= Your goal =
The required answer is the count of lines in the records that contain "ontstaat", with no other text.

= Information provided =

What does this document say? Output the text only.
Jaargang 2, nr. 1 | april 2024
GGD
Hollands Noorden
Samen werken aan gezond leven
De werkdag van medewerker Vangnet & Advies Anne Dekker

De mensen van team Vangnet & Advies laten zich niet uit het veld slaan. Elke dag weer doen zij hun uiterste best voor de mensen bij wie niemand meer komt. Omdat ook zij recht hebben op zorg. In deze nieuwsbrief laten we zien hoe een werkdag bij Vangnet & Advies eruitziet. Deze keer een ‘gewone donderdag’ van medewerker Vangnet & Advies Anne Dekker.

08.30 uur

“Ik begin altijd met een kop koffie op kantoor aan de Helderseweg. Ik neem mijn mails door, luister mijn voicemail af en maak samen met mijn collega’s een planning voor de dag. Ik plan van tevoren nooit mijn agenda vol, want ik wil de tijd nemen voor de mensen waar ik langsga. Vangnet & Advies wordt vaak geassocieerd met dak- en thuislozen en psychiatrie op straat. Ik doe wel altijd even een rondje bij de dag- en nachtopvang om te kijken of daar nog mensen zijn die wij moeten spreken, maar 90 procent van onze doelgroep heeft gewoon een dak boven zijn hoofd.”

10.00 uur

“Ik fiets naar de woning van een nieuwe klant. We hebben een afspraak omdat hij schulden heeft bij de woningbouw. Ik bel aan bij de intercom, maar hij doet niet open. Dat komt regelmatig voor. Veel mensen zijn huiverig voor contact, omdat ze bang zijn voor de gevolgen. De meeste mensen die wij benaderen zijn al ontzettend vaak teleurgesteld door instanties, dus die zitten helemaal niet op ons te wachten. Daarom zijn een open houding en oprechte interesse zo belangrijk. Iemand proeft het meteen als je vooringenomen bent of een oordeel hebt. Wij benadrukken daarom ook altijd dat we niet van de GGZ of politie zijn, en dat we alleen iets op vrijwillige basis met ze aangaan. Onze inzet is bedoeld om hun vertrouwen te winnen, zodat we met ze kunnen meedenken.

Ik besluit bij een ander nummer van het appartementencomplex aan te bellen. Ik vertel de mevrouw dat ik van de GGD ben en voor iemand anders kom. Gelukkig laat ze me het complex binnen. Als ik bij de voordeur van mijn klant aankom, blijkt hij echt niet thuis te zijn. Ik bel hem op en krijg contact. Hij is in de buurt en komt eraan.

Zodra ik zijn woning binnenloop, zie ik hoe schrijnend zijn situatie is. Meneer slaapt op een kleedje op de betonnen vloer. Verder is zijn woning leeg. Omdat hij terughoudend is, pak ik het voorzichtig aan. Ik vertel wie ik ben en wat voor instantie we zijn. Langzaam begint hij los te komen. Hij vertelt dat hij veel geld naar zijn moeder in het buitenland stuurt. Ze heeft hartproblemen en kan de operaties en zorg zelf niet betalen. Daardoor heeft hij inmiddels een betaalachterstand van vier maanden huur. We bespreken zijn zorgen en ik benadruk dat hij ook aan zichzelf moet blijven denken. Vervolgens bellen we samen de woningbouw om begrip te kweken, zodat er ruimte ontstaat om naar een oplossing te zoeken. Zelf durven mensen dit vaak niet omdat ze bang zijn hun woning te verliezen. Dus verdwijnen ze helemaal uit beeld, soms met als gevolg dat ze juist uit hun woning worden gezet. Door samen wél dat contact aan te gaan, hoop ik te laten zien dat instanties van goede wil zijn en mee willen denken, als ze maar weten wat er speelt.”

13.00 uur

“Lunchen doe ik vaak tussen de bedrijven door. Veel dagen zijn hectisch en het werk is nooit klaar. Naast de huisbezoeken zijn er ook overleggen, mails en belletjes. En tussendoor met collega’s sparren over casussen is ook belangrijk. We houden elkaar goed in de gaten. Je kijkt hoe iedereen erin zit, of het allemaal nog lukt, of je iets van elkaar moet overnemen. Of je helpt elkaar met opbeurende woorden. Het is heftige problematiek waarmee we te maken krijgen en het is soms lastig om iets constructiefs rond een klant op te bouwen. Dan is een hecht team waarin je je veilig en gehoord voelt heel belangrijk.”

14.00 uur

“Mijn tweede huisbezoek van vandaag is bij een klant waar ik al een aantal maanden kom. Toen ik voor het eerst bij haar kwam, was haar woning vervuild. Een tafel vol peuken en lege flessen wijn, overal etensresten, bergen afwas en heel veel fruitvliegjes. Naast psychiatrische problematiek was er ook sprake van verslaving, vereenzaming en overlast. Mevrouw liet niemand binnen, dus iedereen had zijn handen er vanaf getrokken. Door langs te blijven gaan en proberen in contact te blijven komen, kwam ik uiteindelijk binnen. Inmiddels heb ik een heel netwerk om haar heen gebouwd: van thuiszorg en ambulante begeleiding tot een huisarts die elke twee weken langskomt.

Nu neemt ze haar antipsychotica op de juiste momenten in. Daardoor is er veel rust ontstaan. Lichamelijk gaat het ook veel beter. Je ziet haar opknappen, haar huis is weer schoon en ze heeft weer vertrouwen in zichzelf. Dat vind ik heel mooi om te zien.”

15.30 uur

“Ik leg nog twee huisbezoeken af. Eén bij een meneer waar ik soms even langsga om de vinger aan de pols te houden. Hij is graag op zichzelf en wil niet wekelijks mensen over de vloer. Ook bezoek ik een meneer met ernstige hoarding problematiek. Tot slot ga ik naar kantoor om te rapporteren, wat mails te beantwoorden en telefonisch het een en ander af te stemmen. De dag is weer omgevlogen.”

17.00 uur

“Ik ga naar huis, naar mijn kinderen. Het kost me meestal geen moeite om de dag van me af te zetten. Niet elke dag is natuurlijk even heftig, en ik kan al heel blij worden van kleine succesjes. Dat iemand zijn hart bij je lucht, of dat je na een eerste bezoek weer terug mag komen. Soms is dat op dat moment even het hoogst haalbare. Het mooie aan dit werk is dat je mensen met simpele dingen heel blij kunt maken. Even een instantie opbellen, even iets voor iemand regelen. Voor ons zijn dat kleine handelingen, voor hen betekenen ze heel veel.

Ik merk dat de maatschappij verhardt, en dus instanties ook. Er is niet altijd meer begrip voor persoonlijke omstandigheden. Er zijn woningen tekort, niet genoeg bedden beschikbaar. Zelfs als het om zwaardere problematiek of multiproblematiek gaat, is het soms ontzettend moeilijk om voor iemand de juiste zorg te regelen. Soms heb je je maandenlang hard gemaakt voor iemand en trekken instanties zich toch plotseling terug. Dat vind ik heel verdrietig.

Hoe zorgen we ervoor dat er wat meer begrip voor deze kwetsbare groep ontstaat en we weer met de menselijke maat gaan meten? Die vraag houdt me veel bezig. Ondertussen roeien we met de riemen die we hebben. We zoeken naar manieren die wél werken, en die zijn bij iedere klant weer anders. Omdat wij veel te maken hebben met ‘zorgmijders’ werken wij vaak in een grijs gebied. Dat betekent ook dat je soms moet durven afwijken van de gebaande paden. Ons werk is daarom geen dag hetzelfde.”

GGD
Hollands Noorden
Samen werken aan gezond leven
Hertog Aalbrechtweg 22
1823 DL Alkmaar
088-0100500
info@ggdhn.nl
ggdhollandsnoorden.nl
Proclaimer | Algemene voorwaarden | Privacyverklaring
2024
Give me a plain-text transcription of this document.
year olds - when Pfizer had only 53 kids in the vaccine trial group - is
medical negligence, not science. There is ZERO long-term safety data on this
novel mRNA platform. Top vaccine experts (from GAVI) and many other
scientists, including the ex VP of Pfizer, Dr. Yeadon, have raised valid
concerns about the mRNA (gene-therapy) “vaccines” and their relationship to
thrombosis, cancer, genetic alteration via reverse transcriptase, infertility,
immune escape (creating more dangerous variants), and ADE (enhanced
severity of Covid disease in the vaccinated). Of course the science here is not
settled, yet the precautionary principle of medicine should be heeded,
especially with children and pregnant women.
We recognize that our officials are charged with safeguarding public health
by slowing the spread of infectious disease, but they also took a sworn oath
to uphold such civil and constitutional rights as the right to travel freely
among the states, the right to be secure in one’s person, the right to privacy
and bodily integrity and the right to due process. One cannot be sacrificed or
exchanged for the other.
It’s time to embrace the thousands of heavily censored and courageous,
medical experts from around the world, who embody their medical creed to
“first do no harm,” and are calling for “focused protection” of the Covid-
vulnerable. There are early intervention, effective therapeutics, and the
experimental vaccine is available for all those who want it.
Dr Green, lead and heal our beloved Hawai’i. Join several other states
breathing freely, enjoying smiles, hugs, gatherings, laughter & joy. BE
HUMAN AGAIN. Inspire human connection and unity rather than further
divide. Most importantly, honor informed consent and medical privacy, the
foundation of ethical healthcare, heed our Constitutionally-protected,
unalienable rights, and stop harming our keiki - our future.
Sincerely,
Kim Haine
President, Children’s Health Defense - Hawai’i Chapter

= Solution below =
2